◆ EXTRACTED INFORMATION:
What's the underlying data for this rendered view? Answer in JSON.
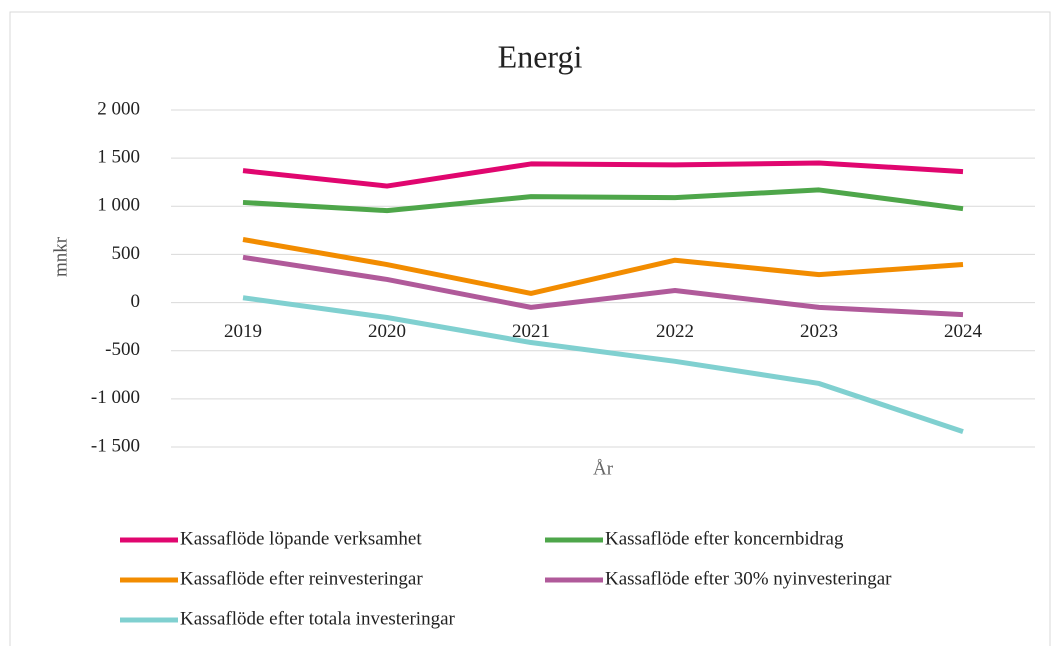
{
  "chart_data": {
    "type": "line",
    "title": "Energi",
    "y_label": "mnkr",
    "x_label": "År",
    "categories": [
      "2019",
      "2020",
      "2021",
      "2022",
      "2023",
      "2024"
    ],
    "series": [
      {
        "name": "Kassaflöde löpande verksamhet",
        "color": "#e0066f",
        "values": [
          1370,
          1210,
          1440,
          1430,
          1450,
          1360
        ]
      },
      {
        "name": "Kassaflöde efter koncernbidrag",
        "color": "#4ea64a",
        "values": [
          1040,
          955,
          1100,
          1090,
          1170,
          975
        ]
      },
      {
        "name": "Kassaflöde efter reinvesteringar",
        "color": "#f28c00",
        "values": [
          655,
          395,
          95,
          440,
          290,
          395
        ]
      },
      {
        "name": "Kassaflöde efter 30% nyinvesteringar",
        "color": "#b05a9a",
        "values": [
          470,
          240,
          -50,
          125,
          -50,
          -125
        ]
      },
      {
        "name": "Kassaflöde efter totala investeringar",
        "color": "#80d0d0",
        "values": [
          50,
          -155,
          -415,
          -610,
          -840,
          -1340
        ]
      }
    ],
    "ylim": [
      -1500,
      2000
    ],
    "yticks": [
      {
        "value": 2000,
        "label": "2 000"
      },
      {
        "value": 1500,
        "label": "1 500"
      },
      {
        "value": 1000,
        "label": "1 000"
      },
      500,
      0,
      -500,
      {
        "value": -1000,
        "label": "-1 000"
      },
      {
        "value": -1500,
        "label": "-1 500"
      }
    ],
    "grid": true,
    "legend": "bottom"
  }
}
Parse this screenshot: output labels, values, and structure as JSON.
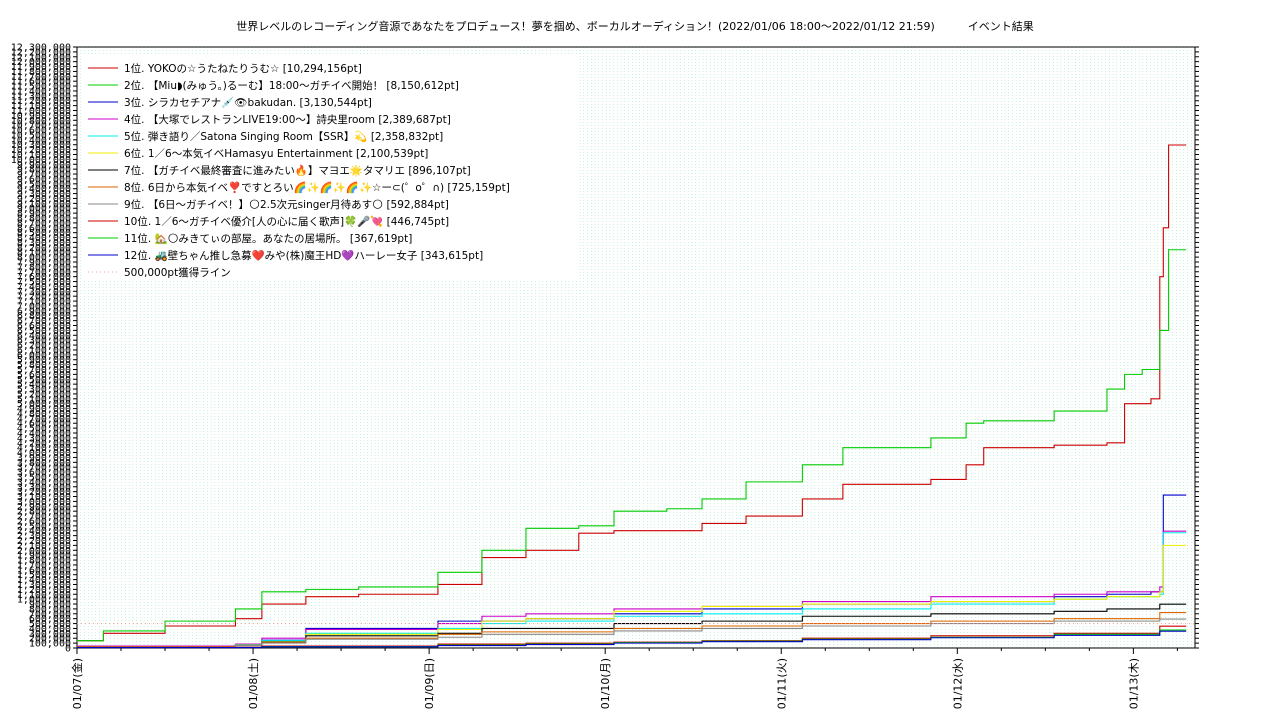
{
  "chart_data": {
    "type": "line",
    "title": "世界レベルのレコーディング音源であなたをプロデュース！夢を掴め、ボーカルオーディション！(2022/01/06 18:00〜2022/01/12 21:59)　　　イベント結果",
    "xlabel": "",
    "ylabel": "",
    "x_ticks": [
      "01/07(金)",
      "01/08(土)",
      "01/09(日)",
      "01/10(月)",
      "01/11(火)",
      "01/12(水)",
      "01/13(木)"
    ],
    "xlim": [
      0,
      6.35
    ],
    "ylim": [
      0,
      12300000
    ],
    "y_tick_step": 100000,
    "grid": true,
    "legend_position": "top-left",
    "series": [
      {
        "name": "1位. YOKOの☆うたねたりうむ☆ [10,294,156pt]",
        "color": "#cc0000",
        "points": [
          [
            0,
            150000
          ],
          [
            0.15,
            300000
          ],
          [
            0.5,
            450000
          ],
          [
            0.9,
            600000
          ],
          [
            1.05,
            900000
          ],
          [
            1.3,
            1050000
          ],
          [
            1.6,
            1100000
          ],
          [
            2.05,
            1300000
          ],
          [
            2.3,
            1850000
          ],
          [
            2.55,
            2000000
          ],
          [
            2.85,
            2350000
          ],
          [
            3.05,
            2400000
          ],
          [
            3.35,
            2400000
          ],
          [
            3.55,
            2550000
          ],
          [
            3.8,
            2700000
          ],
          [
            4.12,
            3050000
          ],
          [
            4.35,
            3350000
          ],
          [
            4.85,
            3450000
          ],
          [
            5.05,
            3750000
          ],
          [
            5.15,
            4100000
          ],
          [
            5.55,
            4150000
          ],
          [
            5.85,
            4200000
          ],
          [
            5.95,
            5000000
          ],
          [
            6.1,
            5100000
          ],
          [
            6.15,
            7600000
          ],
          [
            6.17,
            8600000
          ],
          [
            6.2,
            10294156
          ],
          [
            6.3,
            10294156
          ]
        ]
      },
      {
        "name": "2位. 【Miu◗(みゅう。)るーむ】18:00〜ガチイベ開始！ [8,150,612pt]",
        "color": "#00cc00",
        "points": [
          [
            0,
            150000
          ],
          [
            0.15,
            350000
          ],
          [
            0.5,
            550000
          ],
          [
            0.9,
            800000
          ],
          [
            1.05,
            1150000
          ],
          [
            1.3,
            1200000
          ],
          [
            1.6,
            1250000
          ],
          [
            2.05,
            1550000
          ],
          [
            2.3,
            2000000
          ],
          [
            2.55,
            2450000
          ],
          [
            2.85,
            2500000
          ],
          [
            3.05,
            2800000
          ],
          [
            3.35,
            2850000
          ],
          [
            3.55,
            3050000
          ],
          [
            3.8,
            3400000
          ],
          [
            4.12,
            3750000
          ],
          [
            4.35,
            4100000
          ],
          [
            4.85,
            4300000
          ],
          [
            5.05,
            4600000
          ],
          [
            5.15,
            4650000
          ],
          [
            5.55,
            4850000
          ],
          [
            5.85,
            5300000
          ],
          [
            5.95,
            5600000
          ],
          [
            6.05,
            5700000
          ],
          [
            6.15,
            6500000
          ],
          [
            6.2,
            8150612
          ],
          [
            6.3,
            8150612
          ]
        ]
      },
      {
        "name": "3位. シラカセチアナ💉👁bakudan. [3,130,544pt]",
        "color": "#0000cc",
        "points": [
          [
            0,
            30000
          ],
          [
            0.9,
            60000
          ],
          [
            1.05,
            160000
          ],
          [
            1.3,
            400000
          ],
          [
            2.05,
            550000
          ],
          [
            2.55,
            600000
          ],
          [
            3.05,
            700000
          ],
          [
            3.55,
            800000
          ],
          [
            4.12,
            900000
          ],
          [
            4.85,
            950000
          ],
          [
            5.55,
            1050000
          ],
          [
            5.85,
            1100000
          ],
          [
            6.1,
            1150000
          ],
          [
            6.17,
            3130544
          ],
          [
            6.3,
            3130544
          ]
        ]
      },
      {
        "name": "4位. 【大塚でレストランLIVE19:00〜】詩央里room [2,389,687pt]",
        "color": "#cc00cc",
        "points": [
          [
            0,
            40000
          ],
          [
            0.9,
            80000
          ],
          [
            1.05,
            200000
          ],
          [
            1.3,
            380000
          ],
          [
            2.05,
            500000
          ],
          [
            2.3,
            650000
          ],
          [
            2.55,
            700000
          ],
          [
            3.05,
            800000
          ],
          [
            3.55,
            850000
          ],
          [
            4.12,
            950000
          ],
          [
            4.85,
            1050000
          ],
          [
            5.55,
            1100000
          ],
          [
            5.85,
            1150000
          ],
          [
            6.15,
            1250000
          ],
          [
            6.17,
            2389687
          ],
          [
            6.3,
            2389687
          ]
        ]
      },
      {
        "name": "5位. 弾き語り／Satona Singing Room【SSR】💫 [2,358,832pt]",
        "color": "#00eeee",
        "points": [
          [
            0,
            30000
          ],
          [
            0.9,
            70000
          ],
          [
            1.05,
            150000
          ],
          [
            1.3,
            300000
          ],
          [
            2.05,
            400000
          ],
          [
            2.3,
            500000
          ],
          [
            2.55,
            550000
          ],
          [
            3.05,
            650000
          ],
          [
            3.55,
            700000
          ],
          [
            4.12,
            800000
          ],
          [
            4.85,
            900000
          ],
          [
            5.55,
            1000000
          ],
          [
            5.85,
            1050000
          ],
          [
            6.15,
            1100000
          ],
          [
            6.17,
            2358832
          ],
          [
            6.3,
            2358832
          ]
        ]
      },
      {
        "name": "6位. 1／6〜本気イベHamasyu Entertainment [2,100,539pt]",
        "color": "#eeee00",
        "points": [
          [
            0,
            20000
          ],
          [
            0.9,
            50000
          ],
          [
            1.05,
            130000
          ],
          [
            1.3,
            280000
          ],
          [
            2.05,
            380000
          ],
          [
            2.3,
            550000
          ],
          [
            2.55,
            600000
          ],
          [
            3.05,
            750000
          ],
          [
            3.55,
            850000
          ],
          [
            4.12,
            900000
          ],
          [
            4.85,
            950000
          ],
          [
            5.55,
            1000000
          ],
          [
            5.85,
            1050000
          ],
          [
            6.15,
            1150000
          ],
          [
            6.17,
            2100539
          ],
          [
            6.3,
            2100539
          ]
        ]
      },
      {
        "name": "7位. 【ガチイベ最終審査に進みたい🔥】マヨエ🌟タマリエ [896,107pt]",
        "color": "#000000",
        "points": [
          [
            0,
            20000
          ],
          [
            0.9,
            50000
          ],
          [
            1.05,
            120000
          ],
          [
            1.3,
            250000
          ],
          [
            2.05,
            300000
          ],
          [
            2.3,
            400000
          ],
          [
            3.05,
            500000
          ],
          [
            3.55,
            550000
          ],
          [
            4.12,
            650000
          ],
          [
            4.85,
            700000
          ],
          [
            5.55,
            750000
          ],
          [
            5.85,
            800000
          ],
          [
            6.15,
            896107
          ],
          [
            6.3,
            896107
          ]
        ]
      },
      {
        "name": "8位. 6日から本気イベ❣️ですとろい🌈✨🌈✨🌈✨☆ー⊂(゜o゜∩) [725,159pt]",
        "color": "#dd6600",
        "points": [
          [
            0,
            30000
          ],
          [
            0.9,
            60000
          ],
          [
            1.05,
            110000
          ],
          [
            1.3,
            200000
          ],
          [
            2.05,
            280000
          ],
          [
            2.3,
            330000
          ],
          [
            3.05,
            400000
          ],
          [
            3.55,
            450000
          ],
          [
            4.12,
            500000
          ],
          [
            4.85,
            550000
          ],
          [
            5.55,
            600000
          ],
          [
            6.15,
            725159
          ],
          [
            6.3,
            725159
          ]
        ]
      },
      {
        "name": "9位. 【6日〜ガチイベ！】🌕2.5次元singer月待あす🌕 [592,884pt]",
        "color": "#888888",
        "points": [
          [
            0,
            20000
          ],
          [
            0.9,
            50000
          ],
          [
            1.05,
            100000
          ],
          [
            1.3,
            180000
          ],
          [
            2.05,
            220000
          ],
          [
            2.3,
            280000
          ],
          [
            3.05,
            350000
          ],
          [
            3.55,
            400000
          ],
          [
            4.12,
            450000
          ],
          [
            4.85,
            500000
          ],
          [
            5.55,
            550000
          ],
          [
            6.15,
            592884
          ],
          [
            6.3,
            592884
          ]
        ]
      },
      {
        "name": "10位. 1／6〜ガチイベ優介[人の心に届く歌声]🍀🎤💘 [446,745pt]",
        "color": "#cc0000",
        "points": [
          [
            0,
            15000
          ],
          [
            1.05,
            40000
          ],
          [
            2.05,
            80000
          ],
          [
            2.55,
            100000
          ],
          [
            3.05,
            120000
          ],
          [
            3.55,
            150000
          ],
          [
            4.12,
            200000
          ],
          [
            4.85,
            250000
          ],
          [
            5.55,
            300000
          ],
          [
            6.15,
            446745
          ],
          [
            6.3,
            446745
          ]
        ]
      },
      {
        "name": "11位. 🏡🌕みきてぃの部屋。あなたの居場所。 [367,619pt]",
        "color": "#00cc00",
        "points": [
          [
            0,
            10000
          ],
          [
            1.05,
            30000
          ],
          [
            2.05,
            60000
          ],
          [
            2.55,
            80000
          ],
          [
            3.05,
            110000
          ],
          [
            3.55,
            140000
          ],
          [
            4.12,
            180000
          ],
          [
            4.85,
            220000
          ],
          [
            5.55,
            280000
          ],
          [
            6.15,
            367619
          ],
          [
            6.3,
            367619
          ]
        ]
      },
      {
        "name": "12位. 🚜壁ちゃん推し急募❤️みや(株)魔王HD💜ハーレー女子 [343,615pt]",
        "color": "#0000cc",
        "points": [
          [
            0,
            8000
          ],
          [
            1.05,
            25000
          ],
          [
            2.05,
            50000
          ],
          [
            2.55,
            70000
          ],
          [
            3.05,
            100000
          ],
          [
            3.55,
            130000
          ],
          [
            4.12,
            170000
          ],
          [
            4.85,
            210000
          ],
          [
            5.55,
            260000
          ],
          [
            6.15,
            343615
          ],
          [
            6.3,
            343615
          ]
        ]
      }
    ],
    "reference_line": {
      "name": "500,000pt獲得ライン",
      "color": "#ff9999",
      "value": 500000
    }
  }
}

◆ OBJECTIVE:
Count the lines of the data that contain the string "this", and reply with that number alone.

◆ ANSWER:
2